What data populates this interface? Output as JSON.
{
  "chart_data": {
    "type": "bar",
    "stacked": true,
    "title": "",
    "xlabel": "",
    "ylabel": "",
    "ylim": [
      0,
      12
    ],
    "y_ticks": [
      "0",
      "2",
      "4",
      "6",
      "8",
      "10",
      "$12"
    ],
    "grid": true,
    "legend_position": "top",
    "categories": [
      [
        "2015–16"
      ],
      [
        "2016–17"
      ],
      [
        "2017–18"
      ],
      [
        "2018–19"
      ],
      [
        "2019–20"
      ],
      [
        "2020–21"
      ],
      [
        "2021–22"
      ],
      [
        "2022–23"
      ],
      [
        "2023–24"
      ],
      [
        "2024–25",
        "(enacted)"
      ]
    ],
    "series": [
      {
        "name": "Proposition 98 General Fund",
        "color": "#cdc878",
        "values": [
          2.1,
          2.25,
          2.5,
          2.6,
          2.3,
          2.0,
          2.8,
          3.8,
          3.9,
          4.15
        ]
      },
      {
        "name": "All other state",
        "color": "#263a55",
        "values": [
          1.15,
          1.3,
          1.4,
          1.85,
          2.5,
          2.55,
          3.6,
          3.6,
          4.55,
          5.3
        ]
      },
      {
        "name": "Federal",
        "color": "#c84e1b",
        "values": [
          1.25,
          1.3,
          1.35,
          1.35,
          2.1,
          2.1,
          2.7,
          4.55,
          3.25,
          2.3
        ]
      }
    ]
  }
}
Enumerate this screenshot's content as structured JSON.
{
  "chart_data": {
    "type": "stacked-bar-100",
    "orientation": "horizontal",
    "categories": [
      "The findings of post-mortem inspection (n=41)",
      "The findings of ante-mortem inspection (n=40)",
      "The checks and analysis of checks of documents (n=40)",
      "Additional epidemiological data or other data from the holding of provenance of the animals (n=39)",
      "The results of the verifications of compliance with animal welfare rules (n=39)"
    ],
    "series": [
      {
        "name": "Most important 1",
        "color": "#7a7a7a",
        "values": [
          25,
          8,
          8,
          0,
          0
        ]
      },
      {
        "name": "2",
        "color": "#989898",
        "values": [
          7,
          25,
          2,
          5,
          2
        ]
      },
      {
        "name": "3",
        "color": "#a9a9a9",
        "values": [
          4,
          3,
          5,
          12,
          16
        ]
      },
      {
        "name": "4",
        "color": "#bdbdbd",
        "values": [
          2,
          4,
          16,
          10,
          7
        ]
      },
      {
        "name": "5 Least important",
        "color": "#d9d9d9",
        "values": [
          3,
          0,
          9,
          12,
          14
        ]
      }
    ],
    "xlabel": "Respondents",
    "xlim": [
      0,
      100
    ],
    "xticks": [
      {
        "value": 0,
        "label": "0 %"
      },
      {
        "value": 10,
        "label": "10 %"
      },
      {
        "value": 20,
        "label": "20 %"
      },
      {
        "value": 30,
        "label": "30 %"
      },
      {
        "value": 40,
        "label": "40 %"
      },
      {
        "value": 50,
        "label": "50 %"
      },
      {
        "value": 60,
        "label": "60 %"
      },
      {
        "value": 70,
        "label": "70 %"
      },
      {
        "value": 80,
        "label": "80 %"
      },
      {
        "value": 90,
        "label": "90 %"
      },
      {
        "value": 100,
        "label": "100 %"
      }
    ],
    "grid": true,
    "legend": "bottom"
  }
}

§

Extract each line holding the word "findings" from the records.

### Written response
      "The findings of post-mortem inspection (n=41)",
      "The findings of ante-mortem inspection (n=40)",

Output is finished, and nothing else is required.